Retype the full set of records. Keep every character identical.

GIVEN DATA:
++++

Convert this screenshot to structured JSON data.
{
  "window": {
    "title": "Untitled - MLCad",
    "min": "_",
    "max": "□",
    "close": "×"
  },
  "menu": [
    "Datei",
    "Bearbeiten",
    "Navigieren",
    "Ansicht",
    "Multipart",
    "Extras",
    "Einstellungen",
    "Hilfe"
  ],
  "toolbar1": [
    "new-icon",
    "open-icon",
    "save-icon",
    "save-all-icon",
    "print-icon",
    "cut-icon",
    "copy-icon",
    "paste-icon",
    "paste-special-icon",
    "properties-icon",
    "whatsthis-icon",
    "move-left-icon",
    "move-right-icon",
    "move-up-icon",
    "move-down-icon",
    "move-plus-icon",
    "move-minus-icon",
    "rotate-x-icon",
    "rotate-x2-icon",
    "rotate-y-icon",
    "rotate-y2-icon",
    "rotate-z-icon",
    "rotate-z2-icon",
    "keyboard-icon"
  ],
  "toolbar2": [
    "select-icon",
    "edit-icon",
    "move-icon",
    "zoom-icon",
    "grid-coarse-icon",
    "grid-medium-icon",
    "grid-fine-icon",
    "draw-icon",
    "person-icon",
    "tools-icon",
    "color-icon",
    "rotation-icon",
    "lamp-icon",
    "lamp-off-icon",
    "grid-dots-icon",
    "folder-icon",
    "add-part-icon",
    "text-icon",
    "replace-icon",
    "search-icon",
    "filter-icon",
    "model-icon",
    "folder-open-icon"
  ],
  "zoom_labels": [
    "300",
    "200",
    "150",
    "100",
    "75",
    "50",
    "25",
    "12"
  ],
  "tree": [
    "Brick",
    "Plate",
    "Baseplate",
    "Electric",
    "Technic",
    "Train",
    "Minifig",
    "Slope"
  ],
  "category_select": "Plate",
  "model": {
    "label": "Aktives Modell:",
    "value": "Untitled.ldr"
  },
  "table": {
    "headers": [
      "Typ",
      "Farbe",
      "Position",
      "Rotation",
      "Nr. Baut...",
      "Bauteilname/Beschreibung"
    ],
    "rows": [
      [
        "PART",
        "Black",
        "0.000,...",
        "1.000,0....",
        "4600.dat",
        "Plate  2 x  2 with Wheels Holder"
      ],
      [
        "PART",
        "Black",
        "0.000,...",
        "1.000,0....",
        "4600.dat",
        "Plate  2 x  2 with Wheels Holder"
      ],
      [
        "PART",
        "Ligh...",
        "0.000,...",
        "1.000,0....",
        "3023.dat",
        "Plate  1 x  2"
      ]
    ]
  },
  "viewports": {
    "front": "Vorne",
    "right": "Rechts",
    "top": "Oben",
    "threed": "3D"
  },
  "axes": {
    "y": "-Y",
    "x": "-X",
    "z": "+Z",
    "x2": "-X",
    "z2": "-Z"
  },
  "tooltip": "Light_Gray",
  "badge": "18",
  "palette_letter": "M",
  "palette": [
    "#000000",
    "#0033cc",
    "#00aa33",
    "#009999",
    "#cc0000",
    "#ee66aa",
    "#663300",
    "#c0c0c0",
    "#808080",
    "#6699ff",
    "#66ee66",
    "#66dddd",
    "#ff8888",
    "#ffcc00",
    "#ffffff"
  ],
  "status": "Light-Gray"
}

++++

SOLUTION FOR THIS PROBLEM:
Convert this screenshot to structured JSON data.
{
  "window": {
    "title": "Untitled - MLCad",
    "min": "_",
    "max": "□",
    "close": "×"
  },
  "menu": [
    "Datei",
    "Bearbeiten",
    "Navigieren",
    "Ansicht",
    "Multipart",
    "Extras",
    "Einstellungen",
    "Hilfe"
  ],
  "toolbar1": [
    "new-icon",
    "open-icon",
    "save-icon",
    "save-all-icon",
    "print-icon",
    "cut-icon",
    "copy-icon",
    "paste-icon",
    "paste-special-icon",
    "properties-icon",
    "whatsthis-icon",
    "move-left-icon",
    "move-right-icon",
    "move-up-icon",
    "move-down-icon",
    "move-plus-icon",
    "move-minus-icon",
    "rotate-x-icon",
    "rotate-x2-icon",
    "rotate-y-icon",
    "rotate-y2-icon",
    "rotate-z-icon",
    "rotate-z2-icon",
    "keyboard-icon"
  ],
  "toolbar2": [
    "select-icon",
    "edit-icon",
    "move-icon",
    "zoom-icon",
    "grid-coarse-icon",
    "grid-medium-icon",
    "grid-fine-icon",
    "draw-icon",
    "person-icon",
    "tools-icon",
    "color-icon",
    "rotation-icon",
    "lamp-icon",
    "lamp-off-icon",
    "grid-dots-icon",
    "folder-icon",
    "add-part-icon",
    "text-icon",
    "replace-icon",
    "search-icon",
    "filter-icon",
    "model-icon",
    "folder-open-icon"
  ],
  "zoom_labels": [
    "300",
    "200",
    "150",
    "100",
    "75",
    "50",
    "25",
    "12"
  ],
  "tree": [
    "Brick",
    "Plate",
    "Baseplate",
    "Electric",
    "Technic",
    "Train",
    "Minifig",
    "Slope"
  ],
  "category_select": "Plate",
  "model": {
    "label": "Aktives Modell:",
    "value": "Untitled.ldr"
  },
  "table": {
    "headers": [
      "Typ",
      "Farbe",
      "Position",
      "Rotation",
      "Nr. Baut...",
      "Bauteilname/Beschreibung"
    ],
    "rows": [
      [
        "PART",
        "Black",
        "0.000,...",
        "1.000,0....",
        "4600.dat",
        "Plate  2 x  2 with Wheels Holder"
      ],
      [
        "PART",
        "Black",
        "0.000,...",
        "1.000,0....",
        "4600.dat",
        "Plate  2 x  2 with Wheels Holder"
      ],
      [
        "PART",
        "Ligh...",
        "0.000,...",
        "1.000,0....",
        "3023.dat",
        "Plate  1 x  2"
      ]
    ]
  },
  "viewports": {
    "front": "Vorne",
    "right": "Rechts",
    "top": "Oben",
    "threed": "3D"
  },
  "axes": {
    "y": "-Y",
    "x": "-X",
    "z": "+Z",
    "x2": "-X",
    "z2": "-Z"
  },
  "tooltip": "Light_Gray",
  "badge": "18",
  "palette_letter": "M",
  "palette": [
    "#000000",
    "#0033cc",
    "#00aa33",
    "#009999",
    "#cc0000",
    "#ee66aa",
    "#663300",
    "#c0c0c0",
    "#808080",
    "#6699ff",
    "#66ee66",
    "#66dddd",
    "#ff8888",
    "#ffcc00",
    "#ffffff"
  ],
  "status": "Light-Gray"
}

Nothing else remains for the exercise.